• **Do this**: Wherever "mehr" appears in a line, list that line.

+===+

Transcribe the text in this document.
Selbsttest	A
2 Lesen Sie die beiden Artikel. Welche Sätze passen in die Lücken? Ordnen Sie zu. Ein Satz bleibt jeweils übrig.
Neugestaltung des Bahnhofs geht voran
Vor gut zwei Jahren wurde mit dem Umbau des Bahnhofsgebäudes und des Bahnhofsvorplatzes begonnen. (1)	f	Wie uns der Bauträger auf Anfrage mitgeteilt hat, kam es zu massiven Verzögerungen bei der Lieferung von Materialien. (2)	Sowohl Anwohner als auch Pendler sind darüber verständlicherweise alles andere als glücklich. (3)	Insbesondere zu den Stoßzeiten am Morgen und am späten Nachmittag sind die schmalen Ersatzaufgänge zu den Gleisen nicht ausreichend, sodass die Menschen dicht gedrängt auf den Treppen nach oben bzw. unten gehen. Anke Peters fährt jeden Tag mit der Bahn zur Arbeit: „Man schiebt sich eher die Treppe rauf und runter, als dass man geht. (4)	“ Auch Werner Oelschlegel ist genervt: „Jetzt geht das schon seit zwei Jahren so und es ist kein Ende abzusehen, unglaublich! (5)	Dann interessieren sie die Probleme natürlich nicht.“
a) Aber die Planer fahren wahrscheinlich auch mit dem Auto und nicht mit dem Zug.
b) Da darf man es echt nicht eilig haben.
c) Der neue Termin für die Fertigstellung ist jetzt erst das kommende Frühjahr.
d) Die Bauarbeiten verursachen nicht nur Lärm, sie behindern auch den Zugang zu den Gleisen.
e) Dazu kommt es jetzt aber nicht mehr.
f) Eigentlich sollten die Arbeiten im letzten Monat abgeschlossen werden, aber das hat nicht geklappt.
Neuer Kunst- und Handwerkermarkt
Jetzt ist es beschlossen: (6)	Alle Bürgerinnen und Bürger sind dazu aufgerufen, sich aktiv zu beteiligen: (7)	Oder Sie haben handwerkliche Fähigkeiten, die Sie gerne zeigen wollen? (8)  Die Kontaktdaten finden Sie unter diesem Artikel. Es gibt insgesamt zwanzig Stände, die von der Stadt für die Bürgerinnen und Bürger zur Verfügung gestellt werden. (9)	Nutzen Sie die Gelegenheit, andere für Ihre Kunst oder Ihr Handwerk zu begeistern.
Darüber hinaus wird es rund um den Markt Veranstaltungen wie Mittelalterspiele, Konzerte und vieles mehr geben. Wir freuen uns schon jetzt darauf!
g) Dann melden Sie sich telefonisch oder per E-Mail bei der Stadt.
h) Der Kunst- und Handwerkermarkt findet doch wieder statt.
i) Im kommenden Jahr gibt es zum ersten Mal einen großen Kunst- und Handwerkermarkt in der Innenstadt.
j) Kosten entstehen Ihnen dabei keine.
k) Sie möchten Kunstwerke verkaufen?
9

+===+

• **Answer below**:
e) Dazu kommt es jetzt aber nicht mehr.
Darüber hinaus wird es rund um den Markt Veranstaltungen wie Mittelalterspiele, Konzerte und vieles mehr geben. Wir freuen uns schon jetzt darauf!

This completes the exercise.